Only lines with the string "years" matter here; gather them from the material below.

━━━━━━━━━━

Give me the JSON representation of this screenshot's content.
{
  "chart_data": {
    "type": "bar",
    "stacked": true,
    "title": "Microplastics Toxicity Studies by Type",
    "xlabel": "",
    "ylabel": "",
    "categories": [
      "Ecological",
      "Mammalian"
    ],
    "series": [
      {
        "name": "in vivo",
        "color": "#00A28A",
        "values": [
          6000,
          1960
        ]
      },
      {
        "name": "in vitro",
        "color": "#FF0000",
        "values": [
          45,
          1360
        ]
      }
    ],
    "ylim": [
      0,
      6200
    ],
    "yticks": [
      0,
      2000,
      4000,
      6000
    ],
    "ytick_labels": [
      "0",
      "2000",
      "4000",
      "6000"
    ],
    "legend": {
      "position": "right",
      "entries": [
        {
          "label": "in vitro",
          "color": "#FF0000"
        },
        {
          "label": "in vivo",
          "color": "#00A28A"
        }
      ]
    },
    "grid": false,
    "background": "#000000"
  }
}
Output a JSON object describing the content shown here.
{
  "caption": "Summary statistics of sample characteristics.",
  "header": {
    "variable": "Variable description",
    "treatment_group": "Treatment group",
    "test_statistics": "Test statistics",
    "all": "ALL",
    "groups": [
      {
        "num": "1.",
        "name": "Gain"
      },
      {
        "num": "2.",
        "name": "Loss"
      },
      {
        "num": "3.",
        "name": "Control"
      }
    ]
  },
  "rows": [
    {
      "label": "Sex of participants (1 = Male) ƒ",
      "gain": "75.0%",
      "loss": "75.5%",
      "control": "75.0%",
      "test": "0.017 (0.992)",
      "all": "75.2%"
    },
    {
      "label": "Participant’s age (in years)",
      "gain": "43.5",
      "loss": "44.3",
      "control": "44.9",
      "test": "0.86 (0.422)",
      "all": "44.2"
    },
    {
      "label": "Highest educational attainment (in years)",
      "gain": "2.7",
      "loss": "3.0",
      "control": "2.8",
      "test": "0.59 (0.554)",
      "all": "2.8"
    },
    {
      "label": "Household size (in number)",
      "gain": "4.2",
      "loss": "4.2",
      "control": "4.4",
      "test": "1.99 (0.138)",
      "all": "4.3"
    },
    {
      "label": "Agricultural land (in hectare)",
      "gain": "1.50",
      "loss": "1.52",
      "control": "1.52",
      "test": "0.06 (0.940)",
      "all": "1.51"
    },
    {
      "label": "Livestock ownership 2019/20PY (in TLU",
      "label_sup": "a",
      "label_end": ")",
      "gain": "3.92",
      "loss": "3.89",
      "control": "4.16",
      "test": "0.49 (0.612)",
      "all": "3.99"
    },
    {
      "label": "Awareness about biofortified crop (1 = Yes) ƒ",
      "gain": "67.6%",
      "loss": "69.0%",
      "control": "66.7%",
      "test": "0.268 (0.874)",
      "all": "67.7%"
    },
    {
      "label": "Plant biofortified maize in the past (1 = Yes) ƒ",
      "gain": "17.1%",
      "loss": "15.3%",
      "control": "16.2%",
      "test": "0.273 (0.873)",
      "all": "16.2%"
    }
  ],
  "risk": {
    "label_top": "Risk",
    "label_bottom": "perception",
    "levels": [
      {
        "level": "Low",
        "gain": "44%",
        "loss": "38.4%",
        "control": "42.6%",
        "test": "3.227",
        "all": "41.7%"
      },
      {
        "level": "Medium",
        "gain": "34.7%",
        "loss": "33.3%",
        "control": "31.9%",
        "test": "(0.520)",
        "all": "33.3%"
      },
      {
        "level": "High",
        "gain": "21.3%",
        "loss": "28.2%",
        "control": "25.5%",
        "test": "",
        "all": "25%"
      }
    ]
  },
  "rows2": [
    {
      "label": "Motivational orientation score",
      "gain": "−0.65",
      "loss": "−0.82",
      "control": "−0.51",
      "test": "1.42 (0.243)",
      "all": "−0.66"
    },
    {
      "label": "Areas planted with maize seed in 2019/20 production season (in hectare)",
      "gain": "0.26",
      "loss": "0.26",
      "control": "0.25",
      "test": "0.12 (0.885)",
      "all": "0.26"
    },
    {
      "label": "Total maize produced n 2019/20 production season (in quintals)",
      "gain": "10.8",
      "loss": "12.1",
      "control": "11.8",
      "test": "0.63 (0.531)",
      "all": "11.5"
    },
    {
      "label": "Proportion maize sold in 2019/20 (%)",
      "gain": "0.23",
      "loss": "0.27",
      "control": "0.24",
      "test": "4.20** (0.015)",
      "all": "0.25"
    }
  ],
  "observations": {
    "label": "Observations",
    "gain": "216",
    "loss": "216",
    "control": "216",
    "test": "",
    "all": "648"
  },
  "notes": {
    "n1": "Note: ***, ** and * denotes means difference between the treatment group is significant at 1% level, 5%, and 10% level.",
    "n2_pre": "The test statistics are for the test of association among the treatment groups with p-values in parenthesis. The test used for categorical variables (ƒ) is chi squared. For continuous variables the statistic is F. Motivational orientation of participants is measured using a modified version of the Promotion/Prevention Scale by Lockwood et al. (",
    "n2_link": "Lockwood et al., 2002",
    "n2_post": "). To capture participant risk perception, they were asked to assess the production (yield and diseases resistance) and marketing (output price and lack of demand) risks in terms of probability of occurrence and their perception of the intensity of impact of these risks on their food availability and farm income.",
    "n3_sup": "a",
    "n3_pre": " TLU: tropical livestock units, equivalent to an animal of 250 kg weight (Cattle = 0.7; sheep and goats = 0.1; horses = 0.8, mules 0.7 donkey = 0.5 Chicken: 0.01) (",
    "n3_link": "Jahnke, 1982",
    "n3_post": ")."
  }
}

━━━━━━━━━━

▶ **Result of this exercise**:
      "label": "Participant’s age (in years)",
      "label": "Highest educational attainment (in years)",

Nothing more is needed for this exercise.